> Given information
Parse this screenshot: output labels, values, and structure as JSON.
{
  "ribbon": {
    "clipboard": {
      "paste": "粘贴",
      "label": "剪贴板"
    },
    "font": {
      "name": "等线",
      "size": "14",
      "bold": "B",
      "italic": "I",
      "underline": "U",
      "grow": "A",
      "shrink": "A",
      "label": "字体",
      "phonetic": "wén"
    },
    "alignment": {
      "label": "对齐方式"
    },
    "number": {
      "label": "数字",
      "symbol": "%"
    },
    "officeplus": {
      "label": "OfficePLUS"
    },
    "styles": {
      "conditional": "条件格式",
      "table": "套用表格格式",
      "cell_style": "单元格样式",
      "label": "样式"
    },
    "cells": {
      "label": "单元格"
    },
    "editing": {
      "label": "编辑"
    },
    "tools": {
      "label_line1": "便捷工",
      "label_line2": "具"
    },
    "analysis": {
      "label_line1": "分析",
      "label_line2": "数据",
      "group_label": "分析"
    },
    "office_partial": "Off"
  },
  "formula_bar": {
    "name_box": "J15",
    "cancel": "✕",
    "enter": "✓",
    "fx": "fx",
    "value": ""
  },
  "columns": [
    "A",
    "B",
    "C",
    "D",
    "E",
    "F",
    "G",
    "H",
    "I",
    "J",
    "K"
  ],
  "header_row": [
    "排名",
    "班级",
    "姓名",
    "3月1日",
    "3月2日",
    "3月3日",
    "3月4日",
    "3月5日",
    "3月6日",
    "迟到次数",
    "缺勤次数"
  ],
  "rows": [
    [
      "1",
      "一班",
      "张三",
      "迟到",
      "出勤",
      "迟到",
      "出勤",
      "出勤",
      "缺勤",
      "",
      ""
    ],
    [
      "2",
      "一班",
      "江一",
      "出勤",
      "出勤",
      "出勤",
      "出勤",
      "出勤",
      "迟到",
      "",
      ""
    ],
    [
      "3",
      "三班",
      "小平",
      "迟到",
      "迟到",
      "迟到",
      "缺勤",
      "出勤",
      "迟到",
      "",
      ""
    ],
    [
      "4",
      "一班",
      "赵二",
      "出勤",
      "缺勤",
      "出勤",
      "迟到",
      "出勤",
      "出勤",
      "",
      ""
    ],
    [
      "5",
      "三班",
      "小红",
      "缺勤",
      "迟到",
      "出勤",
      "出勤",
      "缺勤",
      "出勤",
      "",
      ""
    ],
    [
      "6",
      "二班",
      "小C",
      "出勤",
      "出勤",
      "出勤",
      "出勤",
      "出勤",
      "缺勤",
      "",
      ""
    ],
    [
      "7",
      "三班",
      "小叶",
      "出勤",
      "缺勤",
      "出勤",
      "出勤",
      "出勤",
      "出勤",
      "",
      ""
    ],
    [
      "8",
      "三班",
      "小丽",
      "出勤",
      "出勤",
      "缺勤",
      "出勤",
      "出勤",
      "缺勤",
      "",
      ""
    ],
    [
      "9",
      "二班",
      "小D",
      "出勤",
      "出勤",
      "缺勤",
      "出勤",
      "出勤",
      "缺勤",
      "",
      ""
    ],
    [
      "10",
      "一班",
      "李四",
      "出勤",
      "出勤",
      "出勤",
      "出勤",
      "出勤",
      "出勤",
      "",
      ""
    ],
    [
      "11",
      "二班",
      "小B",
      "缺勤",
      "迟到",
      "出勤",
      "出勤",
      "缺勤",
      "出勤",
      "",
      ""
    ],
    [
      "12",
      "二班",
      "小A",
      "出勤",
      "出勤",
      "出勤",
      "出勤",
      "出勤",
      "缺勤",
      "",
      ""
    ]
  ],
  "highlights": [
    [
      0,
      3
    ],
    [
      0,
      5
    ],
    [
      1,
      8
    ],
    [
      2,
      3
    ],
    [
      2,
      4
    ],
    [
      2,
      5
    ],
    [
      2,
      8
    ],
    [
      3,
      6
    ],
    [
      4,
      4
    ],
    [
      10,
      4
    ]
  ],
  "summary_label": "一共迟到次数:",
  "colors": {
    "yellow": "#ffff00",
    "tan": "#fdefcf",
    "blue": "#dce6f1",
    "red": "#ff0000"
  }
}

> Your objective
Word for word, extract all the records.

> Output of the exercise
Parse this screenshot: output labels, values, and structure as JSON.
{
  "ribbon": {
    "clipboard": {
      "paste": "粘贴",
      "label": "剪贴板"
    },
    "font": {
      "name": "等线",
      "size": "14",
      "bold": "B",
      "italic": "I",
      "underline": "U",
      "grow": "A",
      "shrink": "A",
      "label": "字体",
      "phonetic": "wén"
    },
    "alignment": {
      "label": "对齐方式"
    },
    "number": {
      "label": "数字",
      "symbol": "%"
    },
    "officeplus": {
      "label": "OfficePLUS"
    },
    "styles": {
      "conditional": "条件格式",
      "table": "套用表格格式",
      "cell_style": "单元格样式",
      "label": "样式"
    },
    "cells": {
      "label": "单元格"
    },
    "editing": {
      "label": "编辑"
    },
    "tools": {
      "label_line1": "便捷工",
      "label_line2": "具"
    },
    "analysis": {
      "label_line1": "分析",
      "label_line2": "数据",
      "group_label": "分析"
    },
    "office_partial": "Off"
  },
  "formula_bar": {
    "name_box": "J15",
    "cancel": "✕",
    "enter": "✓",
    "fx": "fx",
    "value": ""
  },
  "columns": [
    "A",
    "B",
    "C",
    "D",
    "E",
    "F",
    "G",
    "H",
    "I",
    "J",
    "K"
  ],
  "header_row": [
    "排名",
    "班级",
    "姓名",
    "3月1日",
    "3月2日",
    "3月3日",
    "3月4日",
    "3月5日",
    "3月6日",
    "迟到次数",
    "缺勤次数"
  ],
  "rows": [
    [
      "1",
      "一班",
      "张三",
      "迟到",
      "出勤",
      "迟到",
      "出勤",
      "出勤",
      "缺勤",
      "",
      ""
    ],
    [
      "2",
      "一班",
      "江一",
      "出勤",
      "出勤",
      "出勤",
      "出勤",
      "出勤",
      "迟到",
      "",
      ""
    ],
    [
      "3",
      "三班",
      "小平",
      "迟到",
      "迟到",
      "迟到",
      "缺勤",
      "出勤",
      "迟到",
      "",
      ""
    ],
    [
      "4",
      "一班",
      "赵二",
      "出勤",
      "缺勤",
      "出勤",
      "迟到",
      "出勤",
      "出勤",
      "",
      ""
    ],
    [
      "5",
      "三班",
      "小红",
      "缺勤",
      "迟到",
      "出勤",
      "出勤",
      "缺勤",
      "出勤",
      "",
      ""
    ],
    [
      "6",
      "二班",
      "小C",
      "出勤",
      "出勤",
      "出勤",
      "出勤",
      "出勤",
      "缺勤",
      "",
      ""
    ],
    [
      "7",
      "三班",
      "小叶",
      "出勤",
      "缺勤",
      "出勤",
      "出勤",
      "出勤",
      "出勤",
      "",
      ""
    ],
    [
      "8",
      "三班",
      "小丽",
      "出勤",
      "出勤",
      "缺勤",
      "出勤",
      "出勤",
      "缺勤",
      "",
      ""
    ],
    [
      "9",
      "二班",
      "小D",
      "出勤",
      "出勤",
      "缺勤",
      "出勤",
      "出勤",
      "缺勤",
      "",
      ""
    ],
    [
      "10",
      "一班",
      "李四",
      "出勤",
      "出勤",
      "出勤",
      "出勤",
      "出勤",
      "出勤",
      "",
      ""
    ],
    [
      "11",
      "二班",
      "小B",
      "缺勤",
      "迟到",
      "出勤",
      "出勤",
      "缺勤",
      "出勤",
      "",
      ""
    ],
    [
      "12",
      "二班",
      "小A",
      "出勤",
      "出勤",
      "出勤",
      "出勤",
      "出勤",
      "缺勤",
      "",
      ""
    ]
  ],
  "highlights": [
    [
      0,
      3
    ],
    [
      0,
      5
    ],
    [
      1,
      8
    ],
    [
      2,
      3
    ],
    [
      2,
      4
    ],
    [
      2,
      5
    ],
    [
      2,
      8
    ],
    [
      3,
      6
    ],
    [
      4,
      4
    ],
    [
      10,
      4
    ]
  ],
  "summary_label": "一共迟到次数:",
  "colors": {
    "yellow": "#ffff00",
    "tan": "#fdefcf",
    "blue": "#dce6f1",
    "red": "#ff0000"
  }
}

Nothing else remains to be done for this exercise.